[DESCRIPTION OF THE TASK] Work out how many lines in the data hold the word "ylabel", and reply with that number only.

[SUPPLIED RECORDS]
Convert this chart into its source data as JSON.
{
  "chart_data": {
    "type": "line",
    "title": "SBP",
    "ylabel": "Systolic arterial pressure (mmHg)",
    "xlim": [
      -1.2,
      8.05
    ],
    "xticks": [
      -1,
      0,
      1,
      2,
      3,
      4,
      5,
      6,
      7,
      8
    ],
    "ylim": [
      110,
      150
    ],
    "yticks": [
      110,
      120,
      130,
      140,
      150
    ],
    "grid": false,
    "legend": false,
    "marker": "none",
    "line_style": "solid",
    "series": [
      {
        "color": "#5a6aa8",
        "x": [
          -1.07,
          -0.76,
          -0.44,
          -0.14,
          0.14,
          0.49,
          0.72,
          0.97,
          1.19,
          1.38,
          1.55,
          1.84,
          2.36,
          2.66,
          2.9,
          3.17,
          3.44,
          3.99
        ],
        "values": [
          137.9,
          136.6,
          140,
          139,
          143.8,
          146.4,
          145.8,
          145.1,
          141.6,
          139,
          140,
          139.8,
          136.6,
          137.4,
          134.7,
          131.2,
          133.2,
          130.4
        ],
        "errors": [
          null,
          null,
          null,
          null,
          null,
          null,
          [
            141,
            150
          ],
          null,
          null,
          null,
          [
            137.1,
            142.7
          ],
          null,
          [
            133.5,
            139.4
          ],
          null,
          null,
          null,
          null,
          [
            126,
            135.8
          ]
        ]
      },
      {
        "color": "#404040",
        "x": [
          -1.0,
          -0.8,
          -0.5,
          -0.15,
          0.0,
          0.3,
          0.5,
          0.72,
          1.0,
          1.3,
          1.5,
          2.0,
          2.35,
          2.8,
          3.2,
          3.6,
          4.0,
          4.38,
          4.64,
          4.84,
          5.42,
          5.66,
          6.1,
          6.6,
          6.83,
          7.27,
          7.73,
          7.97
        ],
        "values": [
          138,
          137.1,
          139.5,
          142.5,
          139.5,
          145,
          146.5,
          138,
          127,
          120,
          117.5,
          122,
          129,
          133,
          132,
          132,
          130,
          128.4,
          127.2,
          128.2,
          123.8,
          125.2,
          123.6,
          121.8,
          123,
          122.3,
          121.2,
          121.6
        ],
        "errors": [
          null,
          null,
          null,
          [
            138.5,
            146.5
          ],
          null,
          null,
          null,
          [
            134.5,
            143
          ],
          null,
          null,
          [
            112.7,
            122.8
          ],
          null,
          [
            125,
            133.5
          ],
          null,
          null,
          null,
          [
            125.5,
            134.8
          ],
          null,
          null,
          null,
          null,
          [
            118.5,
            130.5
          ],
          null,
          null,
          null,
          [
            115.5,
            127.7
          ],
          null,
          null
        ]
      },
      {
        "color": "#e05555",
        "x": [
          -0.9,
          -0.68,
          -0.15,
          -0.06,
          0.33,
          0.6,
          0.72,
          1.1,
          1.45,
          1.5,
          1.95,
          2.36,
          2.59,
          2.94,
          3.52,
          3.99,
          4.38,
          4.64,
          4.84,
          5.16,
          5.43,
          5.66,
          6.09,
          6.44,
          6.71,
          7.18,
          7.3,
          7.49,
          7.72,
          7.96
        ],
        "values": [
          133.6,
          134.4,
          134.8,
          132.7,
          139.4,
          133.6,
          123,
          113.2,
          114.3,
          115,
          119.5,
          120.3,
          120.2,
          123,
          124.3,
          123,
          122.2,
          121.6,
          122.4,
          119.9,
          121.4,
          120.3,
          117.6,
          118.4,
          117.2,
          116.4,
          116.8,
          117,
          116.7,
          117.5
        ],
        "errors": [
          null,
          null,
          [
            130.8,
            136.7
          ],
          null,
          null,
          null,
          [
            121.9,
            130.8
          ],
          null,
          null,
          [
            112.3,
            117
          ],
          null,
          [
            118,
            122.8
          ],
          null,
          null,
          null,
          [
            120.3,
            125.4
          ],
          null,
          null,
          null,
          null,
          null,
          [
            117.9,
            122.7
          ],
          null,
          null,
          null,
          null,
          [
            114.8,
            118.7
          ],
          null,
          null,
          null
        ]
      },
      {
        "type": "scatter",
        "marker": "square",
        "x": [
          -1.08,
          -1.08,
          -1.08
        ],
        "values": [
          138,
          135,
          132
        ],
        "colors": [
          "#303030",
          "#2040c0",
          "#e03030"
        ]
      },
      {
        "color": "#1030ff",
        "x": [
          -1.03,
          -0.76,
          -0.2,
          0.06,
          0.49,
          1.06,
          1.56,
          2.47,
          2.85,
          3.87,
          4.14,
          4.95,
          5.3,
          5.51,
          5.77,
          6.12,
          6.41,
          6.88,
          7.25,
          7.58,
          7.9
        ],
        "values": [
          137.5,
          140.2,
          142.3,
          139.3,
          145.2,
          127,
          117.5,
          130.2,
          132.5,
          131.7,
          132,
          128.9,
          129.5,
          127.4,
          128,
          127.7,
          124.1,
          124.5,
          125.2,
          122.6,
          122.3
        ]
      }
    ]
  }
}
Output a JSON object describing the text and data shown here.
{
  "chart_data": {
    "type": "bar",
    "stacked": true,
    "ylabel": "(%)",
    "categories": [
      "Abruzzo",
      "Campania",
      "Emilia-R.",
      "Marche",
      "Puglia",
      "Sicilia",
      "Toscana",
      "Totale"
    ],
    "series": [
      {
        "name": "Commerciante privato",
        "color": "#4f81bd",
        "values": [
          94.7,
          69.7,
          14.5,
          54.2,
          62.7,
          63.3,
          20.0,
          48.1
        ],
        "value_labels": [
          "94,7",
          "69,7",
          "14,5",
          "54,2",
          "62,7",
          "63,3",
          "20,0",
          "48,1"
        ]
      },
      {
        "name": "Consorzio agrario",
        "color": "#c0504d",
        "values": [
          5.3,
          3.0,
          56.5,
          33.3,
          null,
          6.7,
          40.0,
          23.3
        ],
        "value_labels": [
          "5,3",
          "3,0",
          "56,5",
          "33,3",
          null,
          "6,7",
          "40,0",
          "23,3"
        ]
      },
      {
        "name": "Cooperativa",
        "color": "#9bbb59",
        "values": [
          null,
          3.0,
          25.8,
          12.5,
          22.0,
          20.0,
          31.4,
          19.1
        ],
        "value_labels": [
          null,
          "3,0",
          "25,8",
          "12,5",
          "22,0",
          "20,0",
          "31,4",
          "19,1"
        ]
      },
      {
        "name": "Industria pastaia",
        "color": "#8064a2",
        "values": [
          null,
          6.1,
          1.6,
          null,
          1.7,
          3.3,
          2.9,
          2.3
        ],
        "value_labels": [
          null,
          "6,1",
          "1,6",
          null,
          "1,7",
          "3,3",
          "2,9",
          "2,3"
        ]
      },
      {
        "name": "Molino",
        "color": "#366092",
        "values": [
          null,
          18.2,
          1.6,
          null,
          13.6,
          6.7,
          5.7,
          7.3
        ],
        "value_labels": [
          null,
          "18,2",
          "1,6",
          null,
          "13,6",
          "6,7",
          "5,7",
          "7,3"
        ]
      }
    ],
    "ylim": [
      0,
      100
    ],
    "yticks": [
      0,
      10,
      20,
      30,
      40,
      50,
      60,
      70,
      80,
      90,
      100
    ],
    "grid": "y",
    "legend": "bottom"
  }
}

[RESULT OF THIS EXERCISE] 2